* What you should do: Pick out every line holding the string "Turns" and copy it.

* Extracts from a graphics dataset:
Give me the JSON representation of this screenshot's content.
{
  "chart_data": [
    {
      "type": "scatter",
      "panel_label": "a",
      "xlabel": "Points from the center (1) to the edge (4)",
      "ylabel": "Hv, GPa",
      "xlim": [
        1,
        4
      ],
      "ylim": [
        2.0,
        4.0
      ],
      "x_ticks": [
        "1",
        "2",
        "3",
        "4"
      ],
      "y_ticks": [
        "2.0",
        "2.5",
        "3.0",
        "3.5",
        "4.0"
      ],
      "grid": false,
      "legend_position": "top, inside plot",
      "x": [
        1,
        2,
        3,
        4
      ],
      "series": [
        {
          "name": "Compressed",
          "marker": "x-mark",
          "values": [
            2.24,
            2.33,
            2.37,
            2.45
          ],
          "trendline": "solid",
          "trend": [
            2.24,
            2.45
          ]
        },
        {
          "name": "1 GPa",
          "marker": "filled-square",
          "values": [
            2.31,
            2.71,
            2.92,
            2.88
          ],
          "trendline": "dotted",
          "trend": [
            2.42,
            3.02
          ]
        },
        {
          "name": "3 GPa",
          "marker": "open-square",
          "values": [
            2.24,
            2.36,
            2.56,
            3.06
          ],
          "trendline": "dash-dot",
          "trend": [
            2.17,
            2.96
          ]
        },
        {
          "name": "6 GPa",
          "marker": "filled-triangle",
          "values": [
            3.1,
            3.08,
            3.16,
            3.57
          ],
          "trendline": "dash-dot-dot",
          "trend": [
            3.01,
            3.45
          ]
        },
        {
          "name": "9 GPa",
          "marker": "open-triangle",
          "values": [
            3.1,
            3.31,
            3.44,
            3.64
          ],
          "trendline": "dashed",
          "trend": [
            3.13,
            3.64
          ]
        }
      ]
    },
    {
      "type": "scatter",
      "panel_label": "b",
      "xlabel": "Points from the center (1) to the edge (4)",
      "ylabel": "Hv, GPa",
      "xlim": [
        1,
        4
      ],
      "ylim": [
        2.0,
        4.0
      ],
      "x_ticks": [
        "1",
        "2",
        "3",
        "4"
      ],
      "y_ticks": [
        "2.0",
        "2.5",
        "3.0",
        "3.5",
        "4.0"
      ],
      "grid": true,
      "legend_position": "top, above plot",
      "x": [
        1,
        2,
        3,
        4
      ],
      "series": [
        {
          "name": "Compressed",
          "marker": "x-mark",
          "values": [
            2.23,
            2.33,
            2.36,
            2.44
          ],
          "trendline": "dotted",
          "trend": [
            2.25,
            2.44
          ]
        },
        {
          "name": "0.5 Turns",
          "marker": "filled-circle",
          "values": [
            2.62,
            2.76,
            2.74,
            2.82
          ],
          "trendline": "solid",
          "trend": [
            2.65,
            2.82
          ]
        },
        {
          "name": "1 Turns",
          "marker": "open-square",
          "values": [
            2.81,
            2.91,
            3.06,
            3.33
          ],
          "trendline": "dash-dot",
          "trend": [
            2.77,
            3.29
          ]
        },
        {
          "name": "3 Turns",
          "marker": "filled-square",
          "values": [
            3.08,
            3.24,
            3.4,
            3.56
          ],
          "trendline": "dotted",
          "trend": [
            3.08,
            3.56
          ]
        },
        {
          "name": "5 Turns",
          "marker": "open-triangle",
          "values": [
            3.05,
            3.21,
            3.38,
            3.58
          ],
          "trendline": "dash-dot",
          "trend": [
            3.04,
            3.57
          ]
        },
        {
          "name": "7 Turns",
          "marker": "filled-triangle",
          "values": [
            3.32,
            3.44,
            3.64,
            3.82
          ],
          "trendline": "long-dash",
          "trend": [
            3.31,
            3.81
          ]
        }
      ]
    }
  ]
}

* Solution for this problem:
          "name": "0.5 Turns",
          "name": "1 Turns",
          "name": "3 Turns",
          "name": "5 Turns",
          "name": "7 Turns",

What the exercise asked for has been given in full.